— START Records supplied —
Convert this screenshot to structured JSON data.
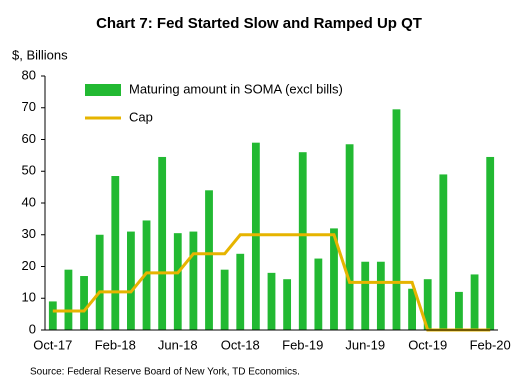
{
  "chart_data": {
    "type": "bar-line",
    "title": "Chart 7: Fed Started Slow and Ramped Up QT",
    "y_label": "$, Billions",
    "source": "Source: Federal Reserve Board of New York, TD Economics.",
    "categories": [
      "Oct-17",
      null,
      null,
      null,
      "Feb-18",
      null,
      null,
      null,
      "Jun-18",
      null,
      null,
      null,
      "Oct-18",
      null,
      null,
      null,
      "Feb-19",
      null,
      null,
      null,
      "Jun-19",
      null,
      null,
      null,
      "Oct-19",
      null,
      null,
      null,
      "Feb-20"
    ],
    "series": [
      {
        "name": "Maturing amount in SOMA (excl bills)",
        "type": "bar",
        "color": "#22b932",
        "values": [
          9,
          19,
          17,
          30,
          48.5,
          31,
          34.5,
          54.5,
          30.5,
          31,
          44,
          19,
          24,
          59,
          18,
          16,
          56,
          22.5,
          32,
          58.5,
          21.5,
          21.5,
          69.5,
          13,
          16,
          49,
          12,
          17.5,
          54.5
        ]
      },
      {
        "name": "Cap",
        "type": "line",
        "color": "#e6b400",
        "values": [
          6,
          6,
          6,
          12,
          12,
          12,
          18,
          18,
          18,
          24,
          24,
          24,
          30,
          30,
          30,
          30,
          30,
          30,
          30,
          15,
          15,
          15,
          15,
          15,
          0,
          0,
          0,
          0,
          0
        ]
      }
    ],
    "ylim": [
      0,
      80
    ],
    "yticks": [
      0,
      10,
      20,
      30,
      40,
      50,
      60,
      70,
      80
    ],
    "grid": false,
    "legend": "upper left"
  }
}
— END Records supplied —
— START Records supplied —
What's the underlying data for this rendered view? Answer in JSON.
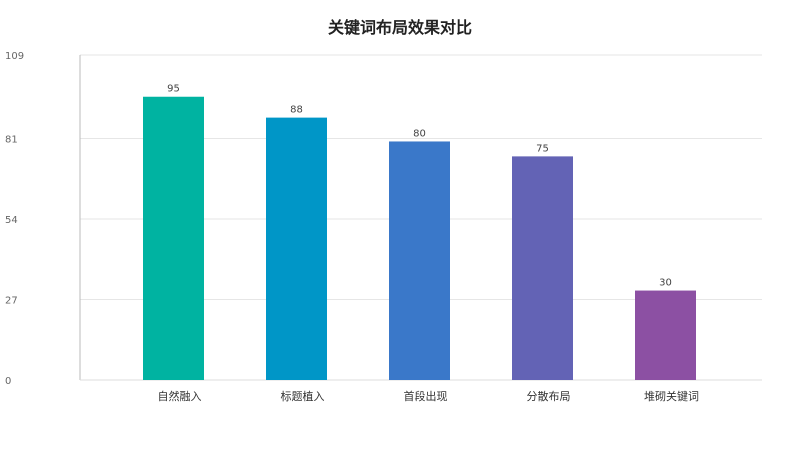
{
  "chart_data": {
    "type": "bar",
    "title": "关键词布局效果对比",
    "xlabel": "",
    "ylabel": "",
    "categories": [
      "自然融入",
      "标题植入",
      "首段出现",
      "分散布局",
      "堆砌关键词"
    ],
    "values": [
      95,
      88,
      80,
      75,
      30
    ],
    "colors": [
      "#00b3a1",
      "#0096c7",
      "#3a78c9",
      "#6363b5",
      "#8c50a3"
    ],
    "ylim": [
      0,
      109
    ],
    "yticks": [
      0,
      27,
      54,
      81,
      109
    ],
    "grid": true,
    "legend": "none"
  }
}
— END Records supplied —
— START Records supplied —
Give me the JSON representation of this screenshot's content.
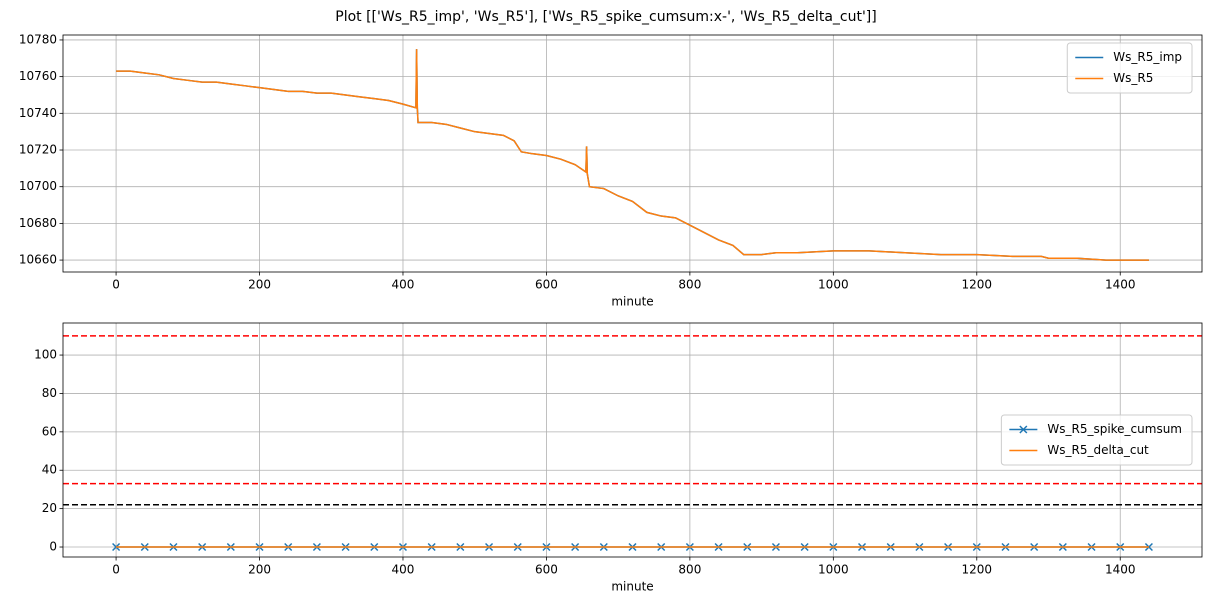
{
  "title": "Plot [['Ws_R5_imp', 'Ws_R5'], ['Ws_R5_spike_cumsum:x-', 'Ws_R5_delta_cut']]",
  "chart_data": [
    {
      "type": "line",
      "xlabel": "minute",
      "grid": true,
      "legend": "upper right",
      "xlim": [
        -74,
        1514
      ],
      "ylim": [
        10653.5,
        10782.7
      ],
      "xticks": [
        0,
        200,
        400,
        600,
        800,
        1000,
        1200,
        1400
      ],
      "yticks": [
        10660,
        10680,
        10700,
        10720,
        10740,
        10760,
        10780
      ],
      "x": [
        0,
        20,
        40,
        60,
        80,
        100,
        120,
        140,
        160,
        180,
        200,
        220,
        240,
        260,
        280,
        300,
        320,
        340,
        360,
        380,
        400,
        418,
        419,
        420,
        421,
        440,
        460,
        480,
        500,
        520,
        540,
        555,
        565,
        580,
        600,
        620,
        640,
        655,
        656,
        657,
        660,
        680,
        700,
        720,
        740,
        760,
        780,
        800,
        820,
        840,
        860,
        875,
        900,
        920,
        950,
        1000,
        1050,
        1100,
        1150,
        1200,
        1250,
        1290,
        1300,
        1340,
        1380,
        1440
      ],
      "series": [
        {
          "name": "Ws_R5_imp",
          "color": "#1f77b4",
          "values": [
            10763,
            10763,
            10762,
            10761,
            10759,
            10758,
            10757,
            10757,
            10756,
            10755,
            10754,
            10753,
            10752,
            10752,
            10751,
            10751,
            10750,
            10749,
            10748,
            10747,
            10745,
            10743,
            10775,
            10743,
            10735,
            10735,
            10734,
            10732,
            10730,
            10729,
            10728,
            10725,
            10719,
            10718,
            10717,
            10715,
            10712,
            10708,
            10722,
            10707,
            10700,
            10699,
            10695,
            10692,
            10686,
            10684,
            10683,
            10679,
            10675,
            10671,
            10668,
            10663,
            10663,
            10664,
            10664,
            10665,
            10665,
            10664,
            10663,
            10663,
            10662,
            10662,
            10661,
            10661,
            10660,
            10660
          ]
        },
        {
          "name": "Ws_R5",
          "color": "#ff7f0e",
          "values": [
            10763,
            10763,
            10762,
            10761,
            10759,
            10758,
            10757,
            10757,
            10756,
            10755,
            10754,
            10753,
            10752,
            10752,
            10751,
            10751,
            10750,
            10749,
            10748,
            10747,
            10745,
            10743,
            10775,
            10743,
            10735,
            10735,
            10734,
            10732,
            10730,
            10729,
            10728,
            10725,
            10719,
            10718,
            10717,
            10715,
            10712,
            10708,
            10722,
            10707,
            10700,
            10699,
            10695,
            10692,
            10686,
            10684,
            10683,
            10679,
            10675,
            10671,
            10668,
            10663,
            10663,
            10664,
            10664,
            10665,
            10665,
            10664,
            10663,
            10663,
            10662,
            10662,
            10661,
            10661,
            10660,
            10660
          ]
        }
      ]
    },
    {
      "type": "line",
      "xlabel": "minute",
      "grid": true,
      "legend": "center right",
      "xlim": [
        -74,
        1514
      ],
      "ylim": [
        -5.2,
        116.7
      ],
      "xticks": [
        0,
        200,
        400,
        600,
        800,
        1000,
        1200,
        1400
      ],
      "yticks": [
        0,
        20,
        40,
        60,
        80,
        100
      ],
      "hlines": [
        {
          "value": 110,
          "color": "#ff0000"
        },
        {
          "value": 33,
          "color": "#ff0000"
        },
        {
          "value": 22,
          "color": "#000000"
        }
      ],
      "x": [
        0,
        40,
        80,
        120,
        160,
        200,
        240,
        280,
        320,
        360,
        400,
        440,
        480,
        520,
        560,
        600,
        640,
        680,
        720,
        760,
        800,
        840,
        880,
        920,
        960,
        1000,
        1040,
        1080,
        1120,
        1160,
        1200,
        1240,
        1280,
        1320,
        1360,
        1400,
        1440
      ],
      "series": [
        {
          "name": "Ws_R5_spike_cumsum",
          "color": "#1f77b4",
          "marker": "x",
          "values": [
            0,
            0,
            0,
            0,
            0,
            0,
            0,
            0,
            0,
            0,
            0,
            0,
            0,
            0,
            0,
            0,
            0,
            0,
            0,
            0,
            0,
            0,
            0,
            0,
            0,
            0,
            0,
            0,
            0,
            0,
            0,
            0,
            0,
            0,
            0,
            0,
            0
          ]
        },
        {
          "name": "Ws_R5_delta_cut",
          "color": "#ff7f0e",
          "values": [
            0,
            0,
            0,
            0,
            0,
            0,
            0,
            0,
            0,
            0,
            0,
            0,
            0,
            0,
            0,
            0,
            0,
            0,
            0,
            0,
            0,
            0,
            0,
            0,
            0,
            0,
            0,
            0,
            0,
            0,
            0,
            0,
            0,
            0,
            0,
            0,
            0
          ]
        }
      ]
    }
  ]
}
— END Records supplied —
§ Set exercise
Take every line from the data above that holds "grid" and copy it out.

§ Finished exercise
    "grid": false,
    "grid": true,
      "grid": true,
      "grid": true,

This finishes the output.